- Problem description: Your task is to transcribe all the entries exactly, excluding pictures.

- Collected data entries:
▬▬▬

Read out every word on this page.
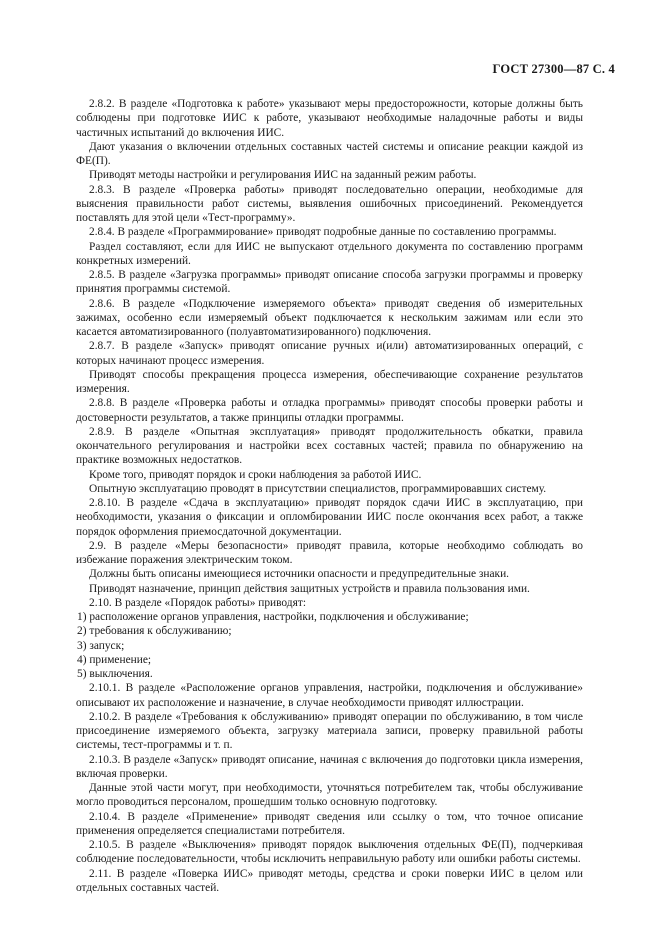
ГОСТ 27300—87 С. 4

2.8.2. В разделе «Подготовка к работе» указывают меры предосторожности, которые должны быть соблюдены при подготовке ИИС к работе, указывают необходимые наладочные работы и виды частичных испытаний до включения ИИС.

Дают указания о включении отдельных составных частей системы и описание реакции каждой из ФЕ(П).

Приводят методы настройки и регулирования ИИС на заданный режим работы.

2.8.3. В разделе «Проверка работы» приводят последовательно операции, необходимые для выяснения правильности работ системы, выявления ошибочных присоединений. Рекомендуется поставлять для этой цели «Тест-программу».

2.8.4. В разделе «Программирование» приводят подробные данные по составлению программы.

Раздел составляют, если для ИИС не выпускают отдельного документа по составлению программ конкретных измерений.

2.8.5. В разделе «Загрузка программы» приводят описание способа загрузки программы и проверку принятия программы системой.

2.8.6. В разделе «Подключение измеряемого объекта» приводят сведения об измерительных зажимах, особенно если измеряемый объект подключается к нескольким зажимам или если это касается автоматизированного (полуавтоматизированного) подключения.

2.8.7. В разделе «Запуск» приводят описание ручных и(или) автоматизированных операций, с которых начинают процесс измерения.

Приводят способы прекращения процесса измерения, обеспечивающие сохранение результатов измерения.

2.8.8. В разделе «Проверка работы и отладка программы» приводят способы проверки работы и достоверности результатов, а также принципы отладки программы.

2.8.9. В разделе «Опытная эксплуатация» приводят продолжительность обкатки, правила окончательного регулирования и настройки всех составных частей; правила по обнаружению на практике возможных недостатков.

Кроме того, приводят порядок и сроки наблюдения за работой ИИС.

Опытную эксплуатацию проводят в присутствии специалистов, программировавших систему.

2.8.10. В разделе «Сдача в эксплуатацию» приводят порядок сдачи ИИС в эксплуатацию, при необходимости, указания о фиксации и опломбировании ИИС после окончания всех работ, а также порядок оформления приемосдаточной документации.

2.9. В разделе «Меры безопасности» приводят правила, которые необходимо соблюдать во избежание поражения электрическим током.

Должны быть описаны имеющиеся источники опасности и предупредительные знаки.

Приводят назначение, принцип действия защитных устройств и правила пользования ими.

2.10. В разделе «Порядок работы» приводят:

1) расположение органов управления, настройки, подключения и обслуживание;

2) требования к обслуживанию;

3) запуск;

4) применение;

5) выключения.

2.10.1. В разделе «Расположение органов управления, настройки, подключения и обслуживание» описывают их расположение и назначение, в случае необходимости приводят иллюстрации.

2.10.2. В разделе «Требования к обслуживанию» приводят операции по обслуживанию, в том числе присоединение измеряемого объекта, загрузку материала записи, проверку правильной работы системы, тест-программы и т. п.

2.10.3. В разделе «Запуск» приводят описание, начиная с включения до подготовки цикла измерения, включая проверки.

Данные этой части могут, при необходимости, уточняться потребителем так, чтобы обслуживание могло проводиться персоналом, прошедшим только основную подготовку.

2.10.4. В разделе «Применение» приводят сведения или ссылку о том, что точное описание применения определяется специалистами потребителя.

2.10.5. В разделе «Выключения» приводят порядок выключения отдельных ФЕ(П), подчеркивая соблюдение последовательности, чтобы исключить неправильную работу или ошибки работы системы.

2.11. В разделе «Поверка ИИС» приводят методы, средства и сроки поверки ИИС в целом или отдельных составных частей.
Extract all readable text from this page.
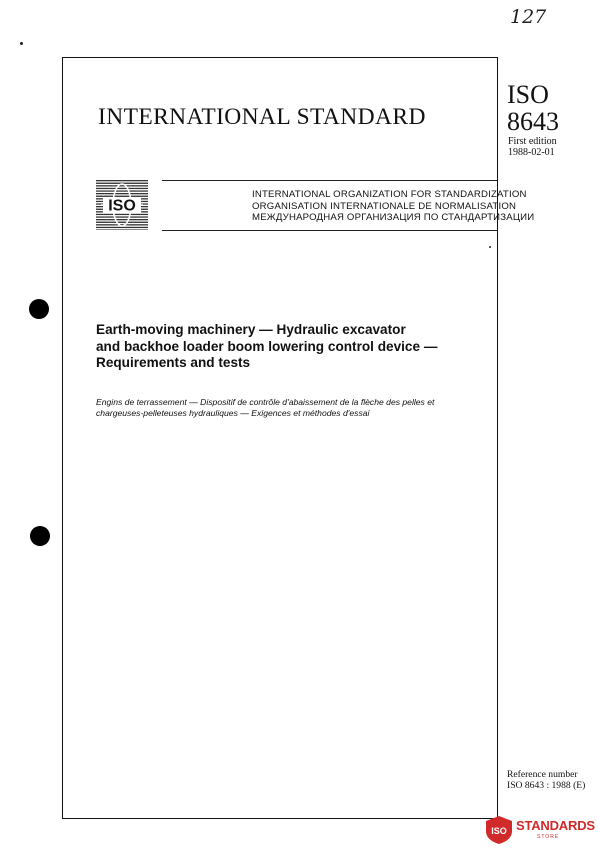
127
INTERNATIONAL STANDARD
ISO
8643
First edition
1988-02-01
ISO
INTERNATIONAL ORGANIZATION FOR STANDARDIZATION
ORGANISATION INTERNATIONALE DE NORMALISATION
МЕЖДУНАРОДНАЯ ОРГАНИЗАЦИЯ ПО СТАНДАРТИЗАЦИИ
Earth-moving machinery — Hydraulic excavator
and backhoe loader boom lowering control device —
Requirements and tests
Engins de terrassement — Dispositif de contrôle d'abaissement de la flèche des pelles et
chargeuses-pelleteuses hydrauliques — Exigences et méthodes d'essai
Reference number
ISO 8643 : 1988 (E)
ISO STANDARDS
STORE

▬▬▬

- Output:
Read out every word on this page.
ГОСТ 27300—87 С. 4

2.8.2. В разделе «Подготовка к работе» указывают меры предосторожности, которые должны быть соблюдены при подготовке ИИС к работе, указывают необходимые наладочные работы и виды частичных испытаний до включения ИИС.

Дают указания о включении отдельных составных частей системы и описание реакции каждой из ФЕ(П).

Приводят методы настройки и регулирования ИИС на заданный режим работы.

2.8.3. В разделе «Проверка работы» приводят последовательно операции, необходимые для выяснения правильности работ системы, выявления ошибочных присоединений. Рекомендуется поставлять для этой цели «Тест-программу».

2.8.4. В разделе «Программирование» приводят подробные данные по составлению программы.

Раздел составляют, если для ИИС не выпускают отдельного документа по составлению программ конкретных измерений.

2.8.5. В разделе «Загрузка программы» приводят описание способа загрузки программы и проверку принятия программы системой.

2.8.6. В разделе «Подключение измеряемого объекта» приводят сведения об измерительных зажимах, особенно если измеряемый объект подключается к нескольким зажимам или если это касается автоматизированного (полуавтоматизированного) подключения.

2.8.7. В разделе «Запуск» приводят описание ручных и(или) автоматизированных операций, с которых начинают процесс измерения.

Приводят способы прекращения процесса измерения, обеспечивающие сохранение результатов измерения.

2.8.8. В разделе «Проверка работы и отладка программы» приводят способы проверки работы и достоверности результатов, а также принципы отладки программы.

2.8.9. В разделе «Опытная эксплуатация» приводят продолжительность обкатки, правила окончательного регулирования и настройки всех составных частей; правила по обнаружению на практике возможных недостатков.

Кроме того, приводят порядок и сроки наблюдения за работой ИИС.

Опытную эксплуатацию проводят в присутствии специалистов, программировавших систему.

2.8.10. В разделе «Сдача в эксплуатацию» приводят порядок сдачи ИИС в эксплуатацию, при необходимости, указания о фиксации и опломбировании ИИС после окончания всех работ, а также порядок оформления приемосдаточной документации.

2.9. В разделе «Меры безопасности» приводят правила, которые необходимо соблюдать во избежание поражения электрическим током.

Должны быть описаны имеющиеся источники опасности и предупредительные знаки.

Приводят назначение, принцип действия защитных устройств и правила пользования ими.

2.10. В разделе «Порядок работы» приводят:

1) расположение органов управления, настройки, подключения и обслуживание;

2) требования к обслуживанию;

3) запуск;

4) применение;

5) выключения.

2.10.1. В разделе «Расположение органов управления, настройки, подключения и обслуживание» описывают их расположение и назначение, в случае необходимости приводят иллюстрации.

2.10.2. В разделе «Требования к обслуживанию» приводят операции по обслуживанию, в том числе присоединение измеряемого объекта, загрузку материала записи, проверку правильной работы системы, тест-программы и т. п.

2.10.3. В разделе «Запуск» приводят описание, начиная с включения до подготовки цикла измерения, включая проверки.

Данные этой части могут, при необходимости, уточняться потребителем так, чтобы обслуживание могло проводиться персоналом, прошедшим только основную подготовку.

2.10.4. В разделе «Применение» приводят сведения или ссылку о том, что точное описание применения определяется специалистами потребителя.

2.10.5. В разделе «Выключения» приводят порядок выключения отдельных ФЕ(П), подчеркивая соблюдение последовательности, чтобы исключить неправильную работу или ошибки работы системы.

2.11. В разделе «Поверка ИИС» приводят методы, средства и сроки поверки ИИС в целом или отдельных составных частей.
Extract all readable text from this page.
127
INTERNATIONAL STANDARD
ISO
8643
First edition
1988-02-01
ISO
INTERNATIONAL ORGANIZATION FOR STANDARDIZATION
ORGANISATION INTERNATIONALE DE NORMALISATION
МЕЖДУНАРОДНАЯ ОРГАНИЗАЦИЯ ПО СТАНДАРТИЗАЦИИ
Earth-moving machinery — Hydraulic excavator
and backhoe loader boom lowering control device —
Requirements and tests
Engins de terrassement — Dispositif de contrôle d'abaissement de la flèche des pelles et
chargeuses-pelleteuses hydrauliques — Exigences et méthodes d'essai
Reference number
ISO 8643 : 1988 (E)
ISO STANDARDS
STORE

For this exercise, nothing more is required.